> _MATERIAL TO PROCESS_:
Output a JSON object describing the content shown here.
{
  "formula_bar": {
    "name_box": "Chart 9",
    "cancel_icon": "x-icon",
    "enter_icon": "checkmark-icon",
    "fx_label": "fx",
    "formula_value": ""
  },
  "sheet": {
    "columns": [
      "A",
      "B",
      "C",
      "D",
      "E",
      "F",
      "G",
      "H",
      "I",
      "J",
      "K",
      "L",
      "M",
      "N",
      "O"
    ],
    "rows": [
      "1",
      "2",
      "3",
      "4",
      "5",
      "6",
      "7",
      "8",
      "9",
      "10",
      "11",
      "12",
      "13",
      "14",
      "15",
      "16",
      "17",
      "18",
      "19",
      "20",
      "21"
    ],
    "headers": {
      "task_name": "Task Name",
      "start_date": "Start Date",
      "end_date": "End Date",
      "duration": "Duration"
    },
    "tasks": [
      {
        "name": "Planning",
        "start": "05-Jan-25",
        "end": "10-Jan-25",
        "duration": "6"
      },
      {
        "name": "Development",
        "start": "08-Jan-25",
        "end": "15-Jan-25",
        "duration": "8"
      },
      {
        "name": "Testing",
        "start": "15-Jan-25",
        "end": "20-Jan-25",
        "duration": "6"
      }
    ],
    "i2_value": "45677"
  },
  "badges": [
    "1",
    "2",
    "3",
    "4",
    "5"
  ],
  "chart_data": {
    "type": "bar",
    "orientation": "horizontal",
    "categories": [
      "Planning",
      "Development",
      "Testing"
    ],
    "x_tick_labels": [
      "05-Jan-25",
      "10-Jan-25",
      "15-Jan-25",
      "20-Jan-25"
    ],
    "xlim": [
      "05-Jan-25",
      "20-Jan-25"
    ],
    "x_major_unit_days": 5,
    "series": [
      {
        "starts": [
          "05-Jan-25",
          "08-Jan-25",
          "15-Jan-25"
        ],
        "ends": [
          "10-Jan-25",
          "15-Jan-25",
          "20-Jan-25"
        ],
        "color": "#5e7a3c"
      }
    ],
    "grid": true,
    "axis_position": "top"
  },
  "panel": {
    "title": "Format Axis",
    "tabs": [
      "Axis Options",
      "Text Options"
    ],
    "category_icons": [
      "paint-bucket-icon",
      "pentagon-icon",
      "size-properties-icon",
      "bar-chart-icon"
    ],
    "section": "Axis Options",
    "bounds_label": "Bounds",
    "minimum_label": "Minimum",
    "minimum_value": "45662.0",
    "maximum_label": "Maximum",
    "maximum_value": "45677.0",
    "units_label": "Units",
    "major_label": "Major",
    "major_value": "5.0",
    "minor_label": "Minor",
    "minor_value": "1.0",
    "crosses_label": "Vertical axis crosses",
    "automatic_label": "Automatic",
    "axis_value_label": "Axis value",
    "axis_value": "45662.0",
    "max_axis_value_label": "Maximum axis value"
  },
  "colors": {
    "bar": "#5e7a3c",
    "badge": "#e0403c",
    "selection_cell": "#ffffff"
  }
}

> _SET TASK_: Please return the data above exactly as given.

> _TASK SOLUTION_:
Output a JSON object describing the content shown here.
{
  "formula_bar": {
    "name_box": "Chart 9",
    "cancel_icon": "x-icon",
    "enter_icon": "checkmark-icon",
    "fx_label": "fx",
    "formula_value": ""
  },
  "sheet": {
    "columns": [
      "A",
      "B",
      "C",
      "D",
      "E",
      "F",
      "G",
      "H",
      "I",
      "J",
      "K",
      "L",
      "M",
      "N",
      "O"
    ],
    "rows": [
      "1",
      "2",
      "3",
      "4",
      "5",
      "6",
      "7",
      "8",
      "9",
      "10",
      "11",
      "12",
      "13",
      "14",
      "15",
      "16",
      "17",
      "18",
      "19",
      "20",
      "21"
    ],
    "headers": {
      "task_name": "Task Name",
      "start_date": "Start Date",
      "end_date": "End Date",
      "duration": "Duration"
    },
    "tasks": [
      {
        "name": "Planning",
        "start": "05-Jan-25",
        "end": "10-Jan-25",
        "duration": "6"
      },
      {
        "name": "Development",
        "start": "08-Jan-25",
        "end": "15-Jan-25",
        "duration": "8"
      },
      {
        "name": "Testing",
        "start": "15-Jan-25",
        "end": "20-Jan-25",
        "duration": "6"
      }
    ],
    "i2_value": "45677"
  },
  "badges": [
    "1",
    "2",
    "3",
    "4",
    "5"
  ],
  "chart_data": {
    "type": "bar",
    "orientation": "horizontal",
    "categories": [
      "Planning",
      "Development",
      "Testing"
    ],
    "x_tick_labels": [
      "05-Jan-25",
      "10-Jan-25",
      "15-Jan-25",
      "20-Jan-25"
    ],
    "xlim": [
      "05-Jan-25",
      "20-Jan-25"
    ],
    "x_major_unit_days": 5,
    "series": [
      {
        "starts": [
          "05-Jan-25",
          "08-Jan-25",
          "15-Jan-25"
        ],
        "ends": [
          "10-Jan-25",
          "15-Jan-25",
          "20-Jan-25"
        ],
        "color": "#5e7a3c"
      }
    ],
    "grid": true,
    "axis_position": "top"
  },
  "panel": {
    "title": "Format Axis",
    "tabs": [
      "Axis Options",
      "Text Options"
    ],
    "category_icons": [
      "paint-bucket-icon",
      "pentagon-icon",
      "size-properties-icon",
      "bar-chart-icon"
    ],
    "section": "Axis Options",
    "bounds_label": "Bounds",
    "minimum_label": "Minimum",
    "minimum_value": "45662.0",
    "maximum_label": "Maximum",
    "maximum_value": "45677.0",
    "units_label": "Units",
    "major_label": "Major",
    "major_value": "5.0",
    "minor_label": "Minor",
    "minor_value": "1.0",
    "crosses_label": "Vertical axis crosses",
    "automatic_label": "Automatic",
    "axis_value_label": "Axis value",
    "axis_value": "45662.0",
    "max_axis_value_label": "Maximum axis value"
  },
  "colors": {
    "bar": "#5e7a3c",
    "badge": "#e0403c",
    "selection_cell": "#ffffff"
  }
}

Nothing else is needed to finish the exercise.